The request: Go through the records and give each one again exactly.

Data records:
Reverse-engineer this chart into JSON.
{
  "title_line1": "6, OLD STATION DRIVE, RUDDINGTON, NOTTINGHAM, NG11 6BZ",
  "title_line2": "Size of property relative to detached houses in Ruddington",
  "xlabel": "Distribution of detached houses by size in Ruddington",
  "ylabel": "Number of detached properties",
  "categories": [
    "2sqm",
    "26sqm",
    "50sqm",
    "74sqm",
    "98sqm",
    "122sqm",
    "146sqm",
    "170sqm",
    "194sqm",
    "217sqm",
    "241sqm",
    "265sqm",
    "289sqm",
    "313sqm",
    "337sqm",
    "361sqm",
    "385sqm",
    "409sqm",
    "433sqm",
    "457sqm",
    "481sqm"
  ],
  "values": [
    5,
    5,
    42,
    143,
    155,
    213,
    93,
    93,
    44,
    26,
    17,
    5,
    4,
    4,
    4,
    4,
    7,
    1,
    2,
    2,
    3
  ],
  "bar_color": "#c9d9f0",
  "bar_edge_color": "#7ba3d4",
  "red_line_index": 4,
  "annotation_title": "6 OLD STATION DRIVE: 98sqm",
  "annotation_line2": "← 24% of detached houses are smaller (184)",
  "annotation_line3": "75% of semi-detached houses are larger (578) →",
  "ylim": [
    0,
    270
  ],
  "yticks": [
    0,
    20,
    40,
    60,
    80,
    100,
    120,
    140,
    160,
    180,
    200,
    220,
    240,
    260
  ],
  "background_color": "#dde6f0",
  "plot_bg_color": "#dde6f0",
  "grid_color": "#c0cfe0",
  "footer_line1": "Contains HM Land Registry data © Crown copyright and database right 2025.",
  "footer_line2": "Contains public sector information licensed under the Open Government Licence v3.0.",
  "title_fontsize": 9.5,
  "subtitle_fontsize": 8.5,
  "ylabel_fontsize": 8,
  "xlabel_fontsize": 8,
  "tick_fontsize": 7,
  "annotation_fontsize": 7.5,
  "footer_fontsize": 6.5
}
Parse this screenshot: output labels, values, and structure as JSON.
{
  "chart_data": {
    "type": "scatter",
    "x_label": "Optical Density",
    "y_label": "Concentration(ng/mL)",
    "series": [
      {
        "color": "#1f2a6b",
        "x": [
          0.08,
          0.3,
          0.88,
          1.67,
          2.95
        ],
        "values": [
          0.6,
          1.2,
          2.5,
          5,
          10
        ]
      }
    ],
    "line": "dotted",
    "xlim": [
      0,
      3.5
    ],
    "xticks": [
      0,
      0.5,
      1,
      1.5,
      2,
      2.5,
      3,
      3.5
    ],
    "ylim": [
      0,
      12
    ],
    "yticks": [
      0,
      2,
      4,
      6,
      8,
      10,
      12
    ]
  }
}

Solution to the exercise:
Reverse-engineer this chart into JSON.
{
  "title_line1": "6, OLD STATION DRIVE, RUDDINGTON, NOTTINGHAM, NG11 6BZ",
  "title_line2": "Size of property relative to detached houses in Ruddington",
  "xlabel": "Distribution of detached houses by size in Ruddington",
  "ylabel": "Number of detached properties",
  "categories": [
    "2sqm",
    "26sqm",
    "50sqm",
    "74sqm",
    "98sqm",
    "122sqm",
    "146sqm",
    "170sqm",
    "194sqm",
    "217sqm",
    "241sqm",
    "265sqm",
    "289sqm",
    "313sqm",
    "337sqm",
    "361sqm",
    "385sqm",
    "409sqm",
    "433sqm",
    "457sqm",
    "481sqm"
  ],
  "values": [
    5,
    5,
    42,
    143,
    155,
    213,
    93,
    93,
    44,
    26,
    17,
    5,
    4,
    4,
    4,
    4,
    7,
    1,
    2,
    2,
    3
  ],
  "bar_color": "#c9d9f0",
  "bar_edge_color": "#7ba3d4",
  "red_line_index": 4,
  "annotation_title": "6 OLD STATION DRIVE: 98sqm",
  "annotation_line2": "← 24% of detached houses are smaller (184)",
  "annotation_line3": "75% of semi-detached houses are larger (578) →",
  "ylim": [
    0,
    270
  ],
  "yticks": [
    0,
    20,
    40,
    60,
    80,
    100,
    120,
    140,
    160,
    180,
    200,
    220,
    240,
    260
  ],
  "background_color": "#dde6f0",
  "plot_bg_color": "#dde6f0",
  "grid_color": "#c0cfe0",
  "footer_line1": "Contains HM Land Registry data © Crown copyright and database right 2025.",
  "footer_line2": "Contains public sector information licensed under the Open Government Licence v3.0.",
  "title_fontsize": 9.5,
  "subtitle_fontsize": 8.5,
  "ylabel_fontsize": 8,
  "xlabel_fontsize": 8,
  "tick_fontsize": 7,
  "annotation_fontsize": 7.5,
  "footer_fontsize": 6.5
}
Parse this screenshot: output labels, values, and structure as JSON.
{
  "chart_data": {
    "type": "scatter",
    "x_label": "Optical Density",
    "y_label": "Concentration(ng/mL)",
    "series": [
      {
        "color": "#1f2a6b",
        "x": [
          0.08,
          0.3,
          0.88,
          1.67,
          2.95
        ],
        "values": [
          0.6,
          1.2,
          2.5,
          5,
          10
        ]
      }
    ],
    "line": "dotted",
    "xlim": [
      0,
      3.5
    ],
    "xticks": [
      0,
      0.5,
      1,
      1.5,
      2,
      2.5,
      3,
      3.5
    ],
    "ylim": [
      0,
      12
    ],
    "yticks": [
      0,
      2,
      4,
      6,
      8,
      10,
      12
    ]
  }
}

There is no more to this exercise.